▶ _Task statement_
Restate the listing that follows word for word, without its pictures.
━━━ Source data ━━━
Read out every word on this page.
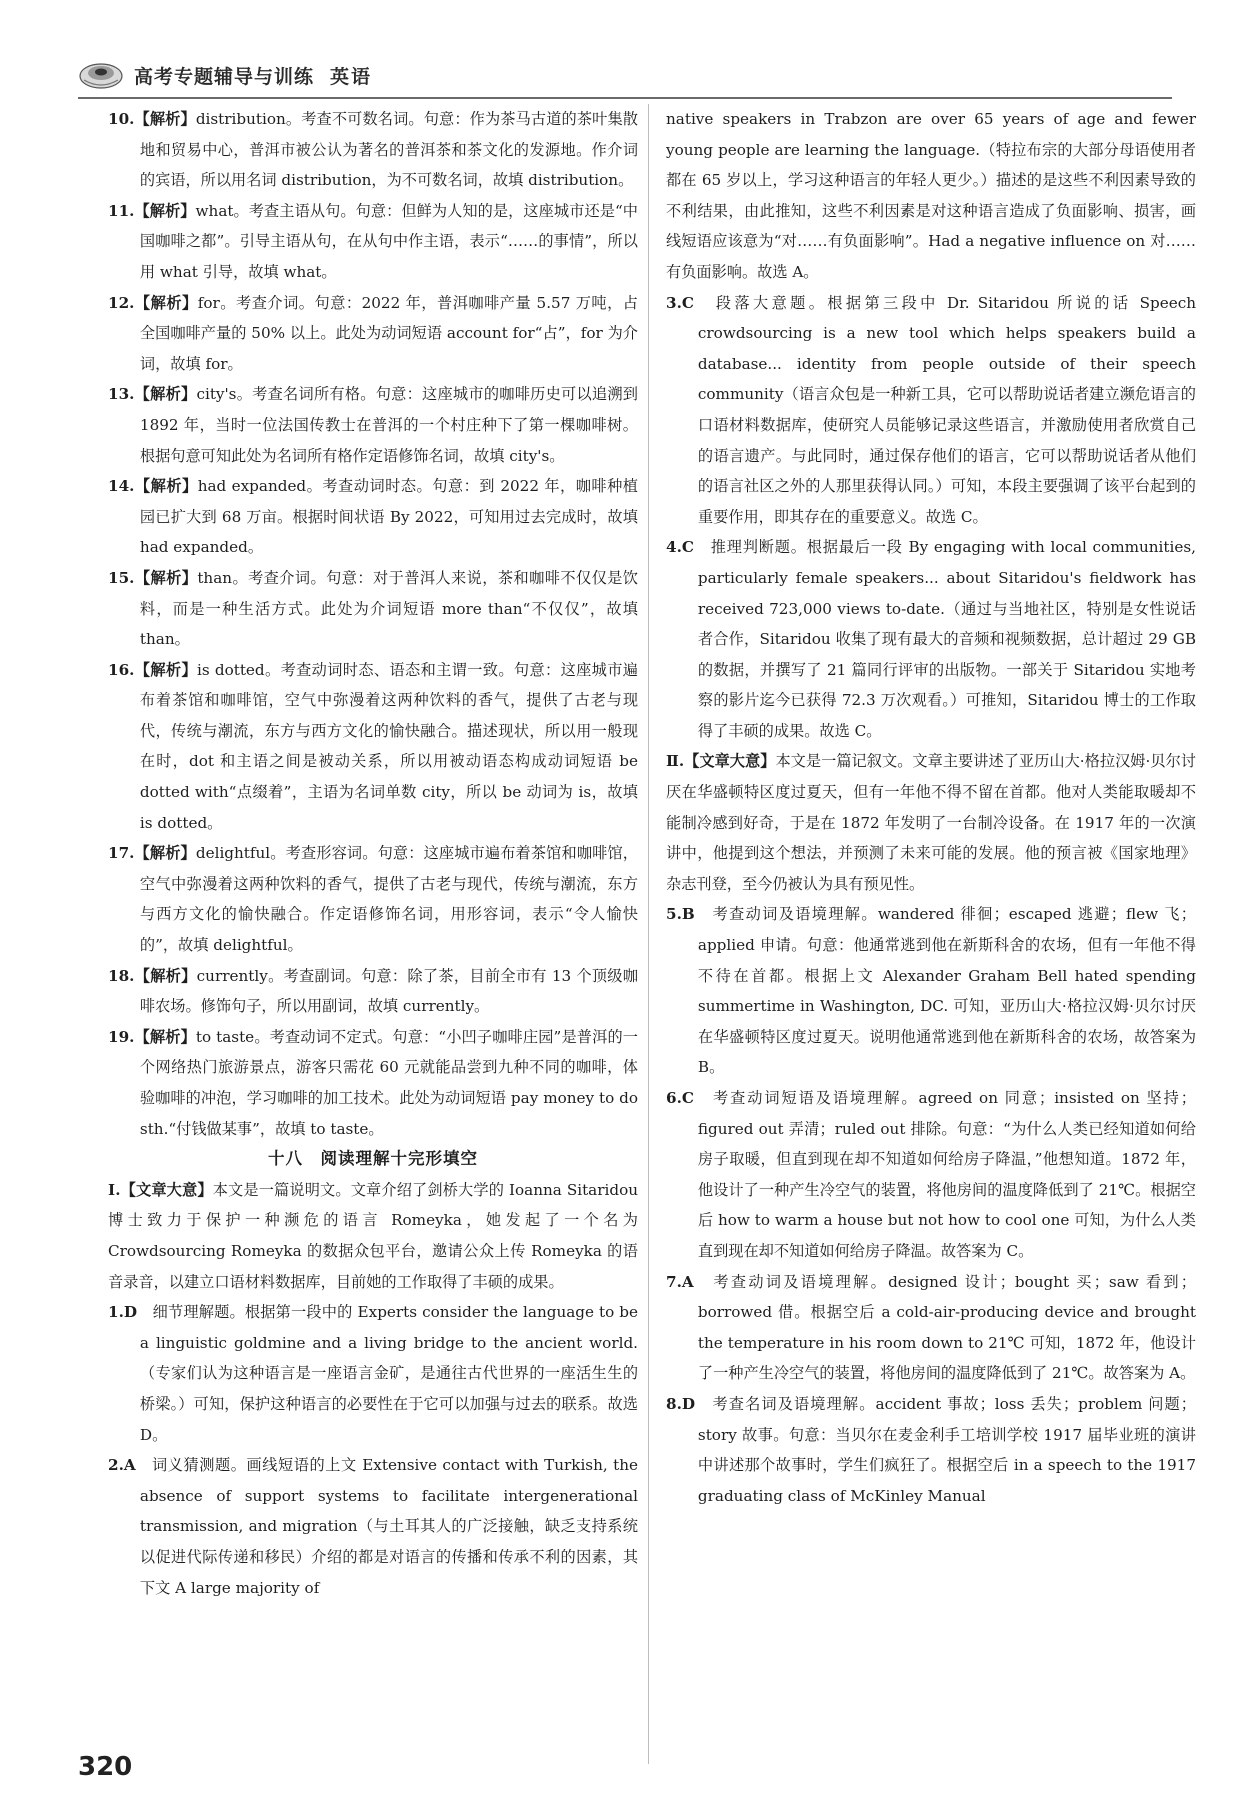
高考专题辅导与训练 英语

10.【解析】distribution。考查不可数名词。句意：作为茶马古道的茶叶集散地和贸易中心，普洱市被公认为著名的普洱茶和茶文化的发源地。作介词的宾语，所以用名词 distribution，为不可数名词，故填 distribution。

11.【解析】what。考查主语从句。句意：但鲜为人知的是，这座城市还是“中国咖啡之都”。引导主语从句，在从句中作主语，表示“……的事情”，所以用 what 引导，故填 what。

12.【解析】for。考查介词。句意：2022 年，普洱咖啡产量 5.57 万吨，占全国咖啡产量的 50% 以上。此处为动词短语 account for“占”，for 为介词，故填 for。

13.【解析】city's。考查名词所有格。句意：这座城市的咖啡历史可以追溯到 1892 年，当时一位法国传教士在普洱的一个村庄种下了第一棵咖啡树。根据句意可知此处为名词所有格作定语修饰名词，故填 city's。

14.【解析】had expanded。考查动词时态。句意：到 2022 年，咖啡种植园已扩大到 68 万亩。根据时间状语 By 2022，可知用过去完成时，故填 had expanded。

15.【解析】than。考查介词。句意：对于普洱人来说，茶和咖啡不仅仅是饮料，而是一种生活方式。此处为介词短语 more than“不仅仅”，故填 than。

16.【解析】is dotted。考查动词时态、语态和主谓一致。句意：这座城市遍布着茶馆和咖啡馆，空气中弥漫着这两种饮料的香气，提供了古老与现代，传统与潮流，东方与西方文化的愉快融合。描述现状，所以用一般现在时，dot 和主语之间是被动关系，所以用被动语态构成动词短语 be dotted with“点缀着”，主语为名词单数 city，所以 be 动词为 is，故填 is dotted。

17.【解析】delightful。考查形容词。句意：这座城市遍布着茶馆和咖啡馆，空气中弥漫着这两种饮料的香气，提供了古老与现代，传统与潮流，东方与西方文化的愉快融合。作定语修饰名词，用形容词，表示“令人愉快的”，故填 delightful。

18.【解析】currently。考查副词。句意：除了茶，目前全市有 13 个顶级咖啡农场。修饰句子，所以用副词，故填 currently。

19.【解析】to taste。考查动词不定式。句意：“小凹子咖啡庄园”是普洱的一个网络热门旅游景点，游客只需花 60 元就能品尝到九种不同的咖啡，体验咖啡的冲泡，学习咖啡的加工技术。此处为动词短语 pay money to do sth.“付钱做某事”，故填 to taste。

十八　阅读理解十完形填空

Ⅰ.【文章大意】本文是一篇说明文。文章介绍了剑桥大学的 Ioanna Sitaridou 博士致力于保护一种濒危的语言 Romeyka，她发起了一个名为 Crowdsourcing Romeyka 的数据众包平台，邀请公众上传 Romeyka 的语音录音，以建立口语材料数据库，目前她的工作取得了丰硕的成果。

1.D　细节理解题。根据第一段中的 Experts consider the language to be a linguistic goldmine and a living bridge to the ancient world.（专家们认为这种语言是一座语言金矿，是通往古代世界的一座活生生的桥梁。）可知，保护这种语言的必要性在于它可以加强与过去的联系。故选 D。

2.A　词义猜测题。画线短语的上文 Extensive contact with Turkish, the absence of support systems to facilitate intergenerational transmission, and migration（与土耳其人的广泛接触，缺乏支持系统以促进代际传递和移民）介绍的都是对语言的传播和传承不利的因素，其下文 A large majority of

native speakers in Trabzon are over 65 years of age and fewer young people are learning the language.（特拉布宗的大部分母语使用者都在 65 岁以上，学习这种语言的年轻人更少。）描述的是这些不利因素导致的不利结果，由此推知，这些不利因素是对这种语言造成了负面影响、损害，画线短语应该意为“对……有负面影响”。Had a negative influence on 对……有负面影响。故选 A。

3.C　段落大意题。根据第三段中 Dr. Sitaridou 所说的话 Speech crowdsourcing is a new tool which helps speakers build a database... identity from people outside of their speech community（语言众包是一种新工具，它可以帮助说话者建立濒危语言的口语材料数据库，使研究人员能够记录这些语言，并激励使用者欣赏自己的语言遗产。与此同时，通过保存他们的语言，它可以帮助说话者从他们的语言社区之外的人那里获得认同。）可知，本段主要强调了该平台起到的重要作用，即其存在的重要意义。故选 C。

4.C　推理判断题。根据最后一段 By engaging with local communities, particularly female speakers... about Sitaridou's fieldwork has received 723,000 views to-date.（通过与当地社区，特别是女性说话者合作，Sitaridou 收集了现有最大的音频和视频数据，总计超过 29 GB 的数据，并撰写了 21 篇同行评审的出版物。一部关于 Sitaridou 实地考察的影片迄今已获得 72.3 万次观看。）可推知，Sitaridou 博士的工作取得了丰硕的成果。故选 C。

Ⅱ.【文章大意】本文是一篇记叙文。文章主要讲述了亚历山大·格拉汉姆·贝尔讨厌在华盛顿特区度过夏天，但有一年他不得不留在首都。他对人类能取暖却不能制冷感到好奇，于是在 1872 年发明了一台制冷设备。在 1917 年的一次演讲中，他提到这个想法，并预测了未来可能的发展。他的预言被《国家地理》杂志刊登，至今仍被认为具有预见性。

5.B　考查动词及语境理解。wandered 徘徊；escaped 逃避；flew 飞；applied 申请。句意：他通常逃到他在新斯科舍的农场，但有一年他不得不待在首都。根据上文 Alexander Graham Bell hated spending summertime in Washington, DC. 可知，亚历山大·格拉汉姆·贝尔讨厌在华盛顿特区度过夏天。说明他通常逃到他在新斯科舍的农场，故答案为 B。

6.C　考查动词短语及语境理解。agreed on 同意；insisted on 坚持；figured out 弄清；ruled out 排除。句意：“为什么人类已经知道如何给房子取暖，但直到现在却不知道如何给房子降温，”他想知道。1872 年，他设计了一种产生冷空气的装置，将他房间的温度降低到了 21℃。根据空后 how to warm a house but not how to cool one 可知，为什么人类直到现在却不知道如何给房子降温。故答案为 C。

7.A　考查动词及语境理解。designed 设计；bought 买；saw 看到；borrowed 借。根据空后 a cold-air-producing device and brought the temperature in his room down to 21℃ 可知，1872 年，他设计了一种产生冷空气的装置，将他房间的温度降低到了 21℃。故答案为 A。

8.D　考查名词及语境理解。accident 事故；loss 丢失；problem 问题；story 故事。句意：当贝尔在麦金利手工培训学校 1917 届毕业班的演讲中讲述那个故事时，学生们疯狂了。根据空后 in a speech to the 1917 graduating class of McKinley Manual

320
━━━
▶ _Response to this exercise_
Read out every word on this page.
高考专题辅导与训练 英语

10.【解析】distribution。考查不可数名词。句意：作为茶马古道的茶叶集散地和贸易中心，普洱市被公认为著名的普洱茶和茶文化的发源地。作介词的宾语，所以用名词 distribution，为不可数名词，故填 distribution。

11.【解析】what。考查主语从句。句意：但鲜为人知的是，这座城市还是“中国咖啡之都”。引导主语从句，在从句中作主语，表示“……的事情”，所以用 what 引导，故填 what。

12.【解析】for。考查介词。句意：2022 年，普洱咖啡产量 5.57 万吨，占全国咖啡产量的 50% 以上。此处为动词短语 account for“占”，for 为介词，故填 for。

13.【解析】city's。考查名词所有格。句意：这座城市的咖啡历史可以追溯到 1892 年，当时一位法国传教士在普洱的一个村庄种下了第一棵咖啡树。根据句意可知此处为名词所有格作定语修饰名词，故填 city's。

14.【解析】had expanded。考查动词时态。句意：到 2022 年，咖啡种植园已扩大到 68 万亩。根据时间状语 By 2022，可知用过去完成时，故填 had expanded。

15.【解析】than。考查介词。句意：对于普洱人来说，茶和咖啡不仅仅是饮料，而是一种生活方式。此处为介词短语 more than“不仅仅”，故填 than。

16.【解析】is dotted。考查动词时态、语态和主谓一致。句意：这座城市遍布着茶馆和咖啡馆，空气中弥漫着这两种饮料的香气，提供了古老与现代，传统与潮流，东方与西方文化的愉快融合。描述现状，所以用一般现在时，dot 和主语之间是被动关系，所以用被动语态构成动词短语 be dotted with“点缀着”，主语为名词单数 city，所以 be 动词为 is，故填 is dotted。

17.【解析】delightful。考查形容词。句意：这座城市遍布着茶馆和咖啡馆，空气中弥漫着这两种饮料的香气，提供了古老与现代，传统与潮流，东方与西方文化的愉快融合。作定语修饰名词，用形容词，表示“令人愉快的”，故填 delightful。

18.【解析】currently。考查副词。句意：除了茶，目前全市有 13 个顶级咖啡农场。修饰句子，所以用副词，故填 currently。

19.【解析】to taste。考查动词不定式。句意：“小凹子咖啡庄园”是普洱的一个网络热门旅游景点，游客只需花 60 元就能品尝到九种不同的咖啡，体验咖啡的冲泡，学习咖啡的加工技术。此处为动词短语 pay money to do sth.“付钱做某事”，故填 to taste。

十八　阅读理解十完形填空

Ⅰ.【文章大意】本文是一篇说明文。文章介绍了剑桥大学的 Ioanna Sitaridou 博士致力于保护一种濒危的语言 Romeyka，她发起了一个名为 Crowdsourcing Romeyka 的数据众包平台，邀请公众上传 Romeyka 的语音录音，以建立口语材料数据库，目前她的工作取得了丰硕的成果。

1.D　细节理解题。根据第一段中的 Experts consider the language to be a linguistic goldmine and a living bridge to the ancient world.（专家们认为这种语言是一座语言金矿，是通往古代世界的一座活生生的桥梁。）可知，保护这种语言的必要性在于它可以加强与过去的联系。故选 D。

2.A　词义猜测题。画线短语的上文 Extensive contact with Turkish, the absence of support systems to facilitate intergenerational transmission, and migration（与土耳其人的广泛接触，缺乏支持系统以促进代际传递和移民）介绍的都是对语言的传播和传承不利的因素，其下文 A large majority of

native speakers in Trabzon are over 65 years of age and fewer young people are learning the language.（特拉布宗的大部分母语使用者都在 65 岁以上，学习这种语言的年轻人更少。）描述的是这些不利因素导致的不利结果，由此推知，这些不利因素是对这种语言造成了负面影响、损害，画线短语应该意为“对……有负面影响”。Had a negative influence on 对……有负面影响。故选 A。

3.C　段落大意题。根据第三段中 Dr. Sitaridou 所说的话 Speech crowdsourcing is a new tool which helps speakers build a database... identity from people outside of their speech community（语言众包是一种新工具，它可以帮助说话者建立濒危语言的口语材料数据库，使研究人员能够记录这些语言，并激励使用者欣赏自己的语言遗产。与此同时，通过保存他们的语言，它可以帮助说话者从他们的语言社区之外的人那里获得认同。）可知，本段主要强调了该平台起到的重要作用，即其存在的重要意义。故选 C。

4.C　推理判断题。根据最后一段 By engaging with local communities, particularly female speakers... about Sitaridou's fieldwork has received 723,000 views to-date.（通过与当地社区，特别是女性说话者合作，Sitaridou 收集了现有最大的音频和视频数据，总计超过 29 GB 的数据，并撰写了 21 篇同行评审的出版物。一部关于 Sitaridou 实地考察的影片迄今已获得 72.3 万次观看。）可推知，Sitaridou 博士的工作取得了丰硕的成果。故选 C。

Ⅱ.【文章大意】本文是一篇记叙文。文章主要讲述了亚历山大·格拉汉姆·贝尔讨厌在华盛顿特区度过夏天，但有一年他不得不留在首都。他对人类能取暖却不能制冷感到好奇，于是在 1872 年发明了一台制冷设备。在 1917 年的一次演讲中，他提到这个想法，并预测了未来可能的发展。他的预言被《国家地理》杂志刊登，至今仍被认为具有预见性。

5.B　考查动词及语境理解。wandered 徘徊；escaped 逃避；flew 飞；applied 申请。句意：他通常逃到他在新斯科舍的农场，但有一年他不得不待在首都。根据上文 Alexander Graham Bell hated spending summertime in Washington, DC. 可知，亚历山大·格拉汉姆·贝尔讨厌在华盛顿特区度过夏天。说明他通常逃到他在新斯科舍的农场，故答案为 B。

6.C　考查动词短语及语境理解。agreed on 同意；insisted on 坚持；figured out 弄清；ruled out 排除。句意：“为什么人类已经知道如何给房子取暖，但直到现在却不知道如何给房子降温，”他想知道。1872 年，他设计了一种产生冷空气的装置，将他房间的温度降低到了 21℃。根据空后 how to warm a house but not how to cool one 可知，为什么人类直到现在却不知道如何给房子降温。故答案为 C。

7.A　考查动词及语境理解。designed 设计；bought 买；saw 看到；borrowed 借。根据空后 a cold-air-producing device and brought the temperature in his room down to 21℃ 可知，1872 年，他设计了一种产生冷空气的装置，将他房间的温度降低到了 21℃。故答案为 A。

8.D　考查名词及语境理解。accident 事故；loss 丢失；problem 问题；story 故事。句意：当贝尔在麦金利手工培训学校 1917 届毕业班的演讲中讲述那个故事时，学生们疯狂了。根据空后 in a speech to the 1917 graduating class of McKinley Manual

320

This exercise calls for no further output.